:: Exercise prompt ::
Copy the rows from the first one through the row with "clause-e [50, 421, 710, 543]", that row included. Swap "square-bullet-icon" for "bullet-marker" and change nothing else.

:: Given records ::
::::

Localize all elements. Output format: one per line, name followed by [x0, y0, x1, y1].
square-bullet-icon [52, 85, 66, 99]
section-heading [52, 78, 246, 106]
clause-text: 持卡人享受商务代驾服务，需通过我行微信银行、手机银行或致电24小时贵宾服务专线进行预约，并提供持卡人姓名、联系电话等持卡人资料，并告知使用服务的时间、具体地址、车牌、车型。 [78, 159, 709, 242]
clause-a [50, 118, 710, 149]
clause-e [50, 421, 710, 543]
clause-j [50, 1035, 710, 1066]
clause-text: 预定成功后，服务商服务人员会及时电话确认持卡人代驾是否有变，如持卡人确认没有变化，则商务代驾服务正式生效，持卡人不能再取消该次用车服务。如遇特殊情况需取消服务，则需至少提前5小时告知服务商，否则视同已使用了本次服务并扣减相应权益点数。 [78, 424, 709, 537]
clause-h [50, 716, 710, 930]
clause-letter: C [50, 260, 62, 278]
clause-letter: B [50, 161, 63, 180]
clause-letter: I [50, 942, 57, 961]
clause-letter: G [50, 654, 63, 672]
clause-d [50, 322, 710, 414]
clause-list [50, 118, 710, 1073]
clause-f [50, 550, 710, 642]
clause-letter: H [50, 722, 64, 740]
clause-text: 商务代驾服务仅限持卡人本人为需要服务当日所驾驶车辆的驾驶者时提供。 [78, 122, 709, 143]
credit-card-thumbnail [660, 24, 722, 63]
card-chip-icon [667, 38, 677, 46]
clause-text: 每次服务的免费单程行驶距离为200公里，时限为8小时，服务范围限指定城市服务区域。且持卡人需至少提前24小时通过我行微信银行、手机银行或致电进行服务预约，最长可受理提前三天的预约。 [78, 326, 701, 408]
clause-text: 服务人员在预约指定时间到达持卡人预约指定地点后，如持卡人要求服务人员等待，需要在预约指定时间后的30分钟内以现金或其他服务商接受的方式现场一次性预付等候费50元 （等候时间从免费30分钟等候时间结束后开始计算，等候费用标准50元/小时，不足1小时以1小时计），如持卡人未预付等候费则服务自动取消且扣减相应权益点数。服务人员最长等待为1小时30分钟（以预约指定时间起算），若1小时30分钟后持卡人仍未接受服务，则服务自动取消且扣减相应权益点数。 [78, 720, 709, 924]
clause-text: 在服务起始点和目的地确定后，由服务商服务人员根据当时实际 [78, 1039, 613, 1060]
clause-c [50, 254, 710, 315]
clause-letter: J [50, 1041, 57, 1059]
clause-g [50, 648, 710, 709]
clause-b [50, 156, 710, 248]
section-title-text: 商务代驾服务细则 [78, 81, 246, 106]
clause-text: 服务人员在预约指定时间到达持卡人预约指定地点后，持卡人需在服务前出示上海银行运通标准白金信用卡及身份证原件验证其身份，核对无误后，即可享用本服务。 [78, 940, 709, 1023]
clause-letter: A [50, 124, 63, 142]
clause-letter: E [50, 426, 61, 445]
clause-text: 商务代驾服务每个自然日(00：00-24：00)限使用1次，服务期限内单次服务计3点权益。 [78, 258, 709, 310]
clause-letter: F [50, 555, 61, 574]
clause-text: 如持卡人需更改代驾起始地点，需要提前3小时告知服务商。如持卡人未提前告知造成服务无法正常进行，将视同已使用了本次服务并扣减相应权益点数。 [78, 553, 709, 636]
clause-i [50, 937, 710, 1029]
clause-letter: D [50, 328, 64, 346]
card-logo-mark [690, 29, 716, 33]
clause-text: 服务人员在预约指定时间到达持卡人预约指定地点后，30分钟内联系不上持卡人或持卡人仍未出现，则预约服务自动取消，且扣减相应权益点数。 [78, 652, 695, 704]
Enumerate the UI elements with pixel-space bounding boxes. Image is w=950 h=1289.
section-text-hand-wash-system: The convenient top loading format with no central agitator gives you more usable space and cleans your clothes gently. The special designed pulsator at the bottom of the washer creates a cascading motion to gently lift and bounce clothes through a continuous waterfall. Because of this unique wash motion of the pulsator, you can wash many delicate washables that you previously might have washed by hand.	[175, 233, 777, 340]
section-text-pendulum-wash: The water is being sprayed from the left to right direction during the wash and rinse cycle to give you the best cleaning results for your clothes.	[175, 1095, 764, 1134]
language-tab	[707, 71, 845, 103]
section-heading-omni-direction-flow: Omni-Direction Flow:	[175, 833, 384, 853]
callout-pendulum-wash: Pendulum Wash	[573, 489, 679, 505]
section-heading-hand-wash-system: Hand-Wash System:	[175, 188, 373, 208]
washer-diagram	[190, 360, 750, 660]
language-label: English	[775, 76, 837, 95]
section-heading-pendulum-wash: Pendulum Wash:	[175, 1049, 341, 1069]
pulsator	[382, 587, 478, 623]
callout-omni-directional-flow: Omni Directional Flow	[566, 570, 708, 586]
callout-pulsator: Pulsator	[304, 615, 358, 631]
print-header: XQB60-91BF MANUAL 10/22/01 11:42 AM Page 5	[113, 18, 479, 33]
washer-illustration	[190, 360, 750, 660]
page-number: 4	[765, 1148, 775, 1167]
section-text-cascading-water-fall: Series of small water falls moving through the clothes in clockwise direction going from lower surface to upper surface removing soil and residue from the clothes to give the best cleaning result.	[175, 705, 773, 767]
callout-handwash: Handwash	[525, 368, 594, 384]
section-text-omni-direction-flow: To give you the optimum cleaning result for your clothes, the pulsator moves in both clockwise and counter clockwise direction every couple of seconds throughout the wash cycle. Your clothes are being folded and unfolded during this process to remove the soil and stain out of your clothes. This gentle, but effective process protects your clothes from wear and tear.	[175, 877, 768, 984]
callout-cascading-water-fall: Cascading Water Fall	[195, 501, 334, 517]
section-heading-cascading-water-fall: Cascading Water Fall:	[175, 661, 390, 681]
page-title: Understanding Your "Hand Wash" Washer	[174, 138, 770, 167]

::::

:: The answer ::
Localize all elements. Output format: one per line, name followed by [x0, y0, x1, y1].
bullet-marker [52, 85, 66, 99]
section-heading [52, 78, 246, 106]
clause-text: 持卡人享受商务代驾服务，需通过我行微信银行、手机银行或致电24小时贵宾服务专线进行预约，并提供持卡人姓名、联系电话等持卡人资料，并告知使用服务的时间、具体地址、车牌、车型。 [78, 159, 709, 242]
clause-a [50, 118, 710, 149]
clause-e [50, 421, 710, 543]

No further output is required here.